__Compito__
Nell'articolo sul film di Barbie, quale paese ha già vietato la proiezione del film nelle proprie sale a causa della mappa?

Culture

Perché il film di Barbie rischia la censura

Negli Usa i Repubblicani vogliono boicottare il film ancor prima dell’uscita: la rappresentazione della “linea a 9 tratti” in una mappa alimenterebbe la propaganda cinese. In Vietnam, già vietata la proiezione
Credit: Warner Bros/Entertainment Pictures/ZUMAPRESS
Costanza Giannelli
Costanza Giannelli giornalista
Tempo di lettura 5 min lettura
11 luglio 2023 Aggiornato alle 17:00

“I’m a Barbie girl, in a Communist world…”. Una frase senza senso? Non secondo una parte della destra statunitense, che da alcuni giorni sta attaccando il film di Greta Gerwig dedicato all’iconica bambola Mattel (non ancora uscito nelle sale) accusandolo di spingere la propaganda cinese e di rappresentare un pericolo per la sicurezza nazionale.

A fare del film in uscita il 21 luglio (20 in Italia) un asset della macchina propagandistica di Pechino sarebbe la mappa che si vede poco prima che Barbie (Margot Robbie) e Ken (Ryan Gosling) lascino BarbieLand per esplorare il mondo reale: la mappa visibile sullo sfondo, infatti, include la cosiddetta “linea a nove trattini”, una divisione di territorio molto controversa nel Mar Cinese Meridionale.

Questi territori, infatti, sono contesi tra la Cina, che li reclama come suoi, e il Vietnam, che proprio a causa della mappa a vietato il film nelle sue sale cinematografiche. Anche le Filippine stanno riflettendo su un’eventuale censura: le aree marittime, infatti, sono rivendicate da Taiwan, Filippine, Brunei, Malesia e Vietnam.

“Immagino che Barbie sia prodotta in Cina …” ha twittato il senatore Ted Cruz. Il giorno successivo, un suo portavoce ha dichiarato al Daily Mail: «La Cina vuole controllare ciò che gli americani vedono, sentono e alla fine pensano, e sfruttano i loro enormi mercati cinematografici per costringere le aziende americane a spingere la propaganda [del Partito Comunista Cinese] - proprio come il film Barbie sembra aver fatto con la mappa», ricordando che il senatore del Texas «si batte da anni per impedire alle aziende americane, in particolare agli studi di Hollywood, di alterare e censurare i loro contenuti per acquietare il Partito Comunista Cinese».

Cruz è stato forse il primo a prendere la parola sul Barbiegate, ma decisamente non è stato l’unico: a lui, infatti, si sono presto uniti moltissimi Repubblicani che (ironicamente) vorrebbero “cancellare” la pellicola ancor prima che arrivi nelle sale perché pericolosamente eversiva.

__Voci estratte__

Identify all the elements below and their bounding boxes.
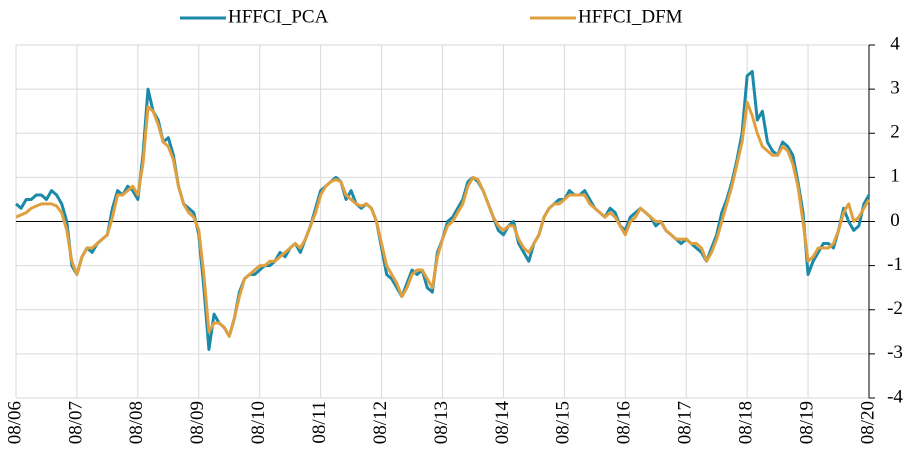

---

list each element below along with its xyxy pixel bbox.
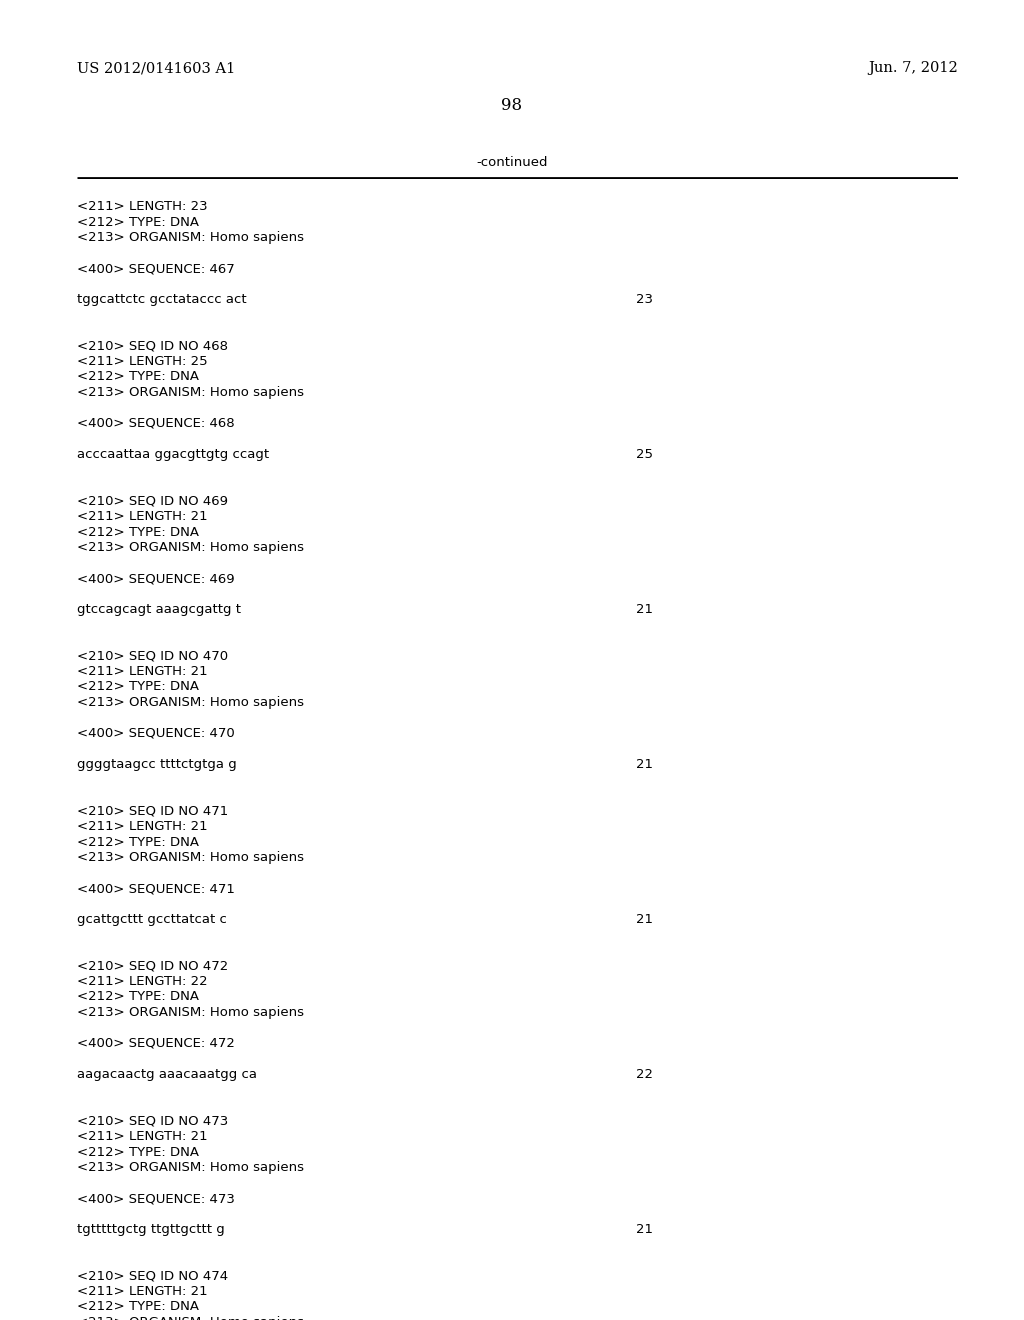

__Risposta finale__
Il Vietnam.